▸ Task goal:
How many lines in this material include the string "after"? Answer with the number and nothing further.

▸ Rows from a dataset:
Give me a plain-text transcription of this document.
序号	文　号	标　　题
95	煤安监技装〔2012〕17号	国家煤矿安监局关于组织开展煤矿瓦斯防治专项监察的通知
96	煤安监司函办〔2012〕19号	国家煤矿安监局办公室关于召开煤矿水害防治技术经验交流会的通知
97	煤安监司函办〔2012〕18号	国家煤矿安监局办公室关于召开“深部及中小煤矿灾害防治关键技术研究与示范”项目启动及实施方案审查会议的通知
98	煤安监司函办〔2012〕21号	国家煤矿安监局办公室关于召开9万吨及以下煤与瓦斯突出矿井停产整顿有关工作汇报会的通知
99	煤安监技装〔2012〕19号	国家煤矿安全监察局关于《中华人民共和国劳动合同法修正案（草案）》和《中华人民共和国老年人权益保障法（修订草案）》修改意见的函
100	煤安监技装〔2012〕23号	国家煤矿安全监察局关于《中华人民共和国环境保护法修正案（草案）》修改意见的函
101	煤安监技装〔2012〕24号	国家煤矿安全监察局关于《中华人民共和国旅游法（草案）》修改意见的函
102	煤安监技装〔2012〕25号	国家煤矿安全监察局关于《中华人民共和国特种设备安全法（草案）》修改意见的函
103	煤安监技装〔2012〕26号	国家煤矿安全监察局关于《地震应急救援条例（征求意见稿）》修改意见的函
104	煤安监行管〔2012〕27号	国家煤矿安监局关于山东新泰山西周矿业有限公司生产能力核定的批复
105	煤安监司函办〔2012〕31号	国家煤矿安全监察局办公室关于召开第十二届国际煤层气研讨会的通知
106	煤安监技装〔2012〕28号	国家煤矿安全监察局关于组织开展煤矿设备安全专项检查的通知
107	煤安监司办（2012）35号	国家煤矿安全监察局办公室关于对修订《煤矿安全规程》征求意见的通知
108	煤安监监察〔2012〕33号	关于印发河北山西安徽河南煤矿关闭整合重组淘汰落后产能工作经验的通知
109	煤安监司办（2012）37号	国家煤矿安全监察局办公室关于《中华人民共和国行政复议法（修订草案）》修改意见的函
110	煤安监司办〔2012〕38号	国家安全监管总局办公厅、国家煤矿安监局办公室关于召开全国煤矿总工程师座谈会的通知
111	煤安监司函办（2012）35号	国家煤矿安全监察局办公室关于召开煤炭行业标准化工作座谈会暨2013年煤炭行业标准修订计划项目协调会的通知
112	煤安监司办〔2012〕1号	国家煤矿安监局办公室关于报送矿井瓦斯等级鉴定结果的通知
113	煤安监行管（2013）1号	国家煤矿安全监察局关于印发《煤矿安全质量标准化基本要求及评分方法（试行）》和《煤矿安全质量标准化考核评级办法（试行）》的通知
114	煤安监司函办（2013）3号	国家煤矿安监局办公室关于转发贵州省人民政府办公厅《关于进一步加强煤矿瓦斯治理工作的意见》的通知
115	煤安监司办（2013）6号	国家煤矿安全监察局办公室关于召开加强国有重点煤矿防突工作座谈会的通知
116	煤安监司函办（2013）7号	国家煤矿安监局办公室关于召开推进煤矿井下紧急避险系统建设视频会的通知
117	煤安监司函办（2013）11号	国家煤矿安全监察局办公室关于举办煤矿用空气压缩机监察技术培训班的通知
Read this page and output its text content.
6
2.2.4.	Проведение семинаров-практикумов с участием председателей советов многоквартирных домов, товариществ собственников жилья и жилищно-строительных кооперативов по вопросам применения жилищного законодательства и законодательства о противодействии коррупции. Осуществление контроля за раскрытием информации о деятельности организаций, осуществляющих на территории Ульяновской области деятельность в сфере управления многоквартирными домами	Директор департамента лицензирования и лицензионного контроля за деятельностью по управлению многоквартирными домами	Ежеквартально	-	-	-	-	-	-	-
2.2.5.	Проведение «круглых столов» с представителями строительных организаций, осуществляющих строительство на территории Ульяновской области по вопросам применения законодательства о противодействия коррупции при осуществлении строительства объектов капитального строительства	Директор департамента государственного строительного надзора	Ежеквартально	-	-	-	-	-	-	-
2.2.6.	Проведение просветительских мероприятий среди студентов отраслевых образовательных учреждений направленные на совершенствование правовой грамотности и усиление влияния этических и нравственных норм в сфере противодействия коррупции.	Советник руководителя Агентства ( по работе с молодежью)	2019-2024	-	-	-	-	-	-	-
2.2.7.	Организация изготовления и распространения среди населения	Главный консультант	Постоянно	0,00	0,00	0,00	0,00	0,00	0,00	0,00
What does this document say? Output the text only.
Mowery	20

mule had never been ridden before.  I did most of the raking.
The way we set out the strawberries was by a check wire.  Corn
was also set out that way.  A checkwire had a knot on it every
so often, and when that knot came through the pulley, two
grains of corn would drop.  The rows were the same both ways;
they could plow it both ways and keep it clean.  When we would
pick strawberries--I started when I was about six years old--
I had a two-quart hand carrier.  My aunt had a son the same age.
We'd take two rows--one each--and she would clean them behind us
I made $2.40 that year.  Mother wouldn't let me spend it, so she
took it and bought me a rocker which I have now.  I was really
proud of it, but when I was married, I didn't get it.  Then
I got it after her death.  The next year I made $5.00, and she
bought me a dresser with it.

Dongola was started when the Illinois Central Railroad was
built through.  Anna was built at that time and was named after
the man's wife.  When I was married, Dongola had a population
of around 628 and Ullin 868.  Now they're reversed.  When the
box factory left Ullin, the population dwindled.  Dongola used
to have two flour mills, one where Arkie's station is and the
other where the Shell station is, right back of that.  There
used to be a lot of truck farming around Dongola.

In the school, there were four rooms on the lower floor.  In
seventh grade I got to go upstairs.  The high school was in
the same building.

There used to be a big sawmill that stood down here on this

▸ Worked solution:
2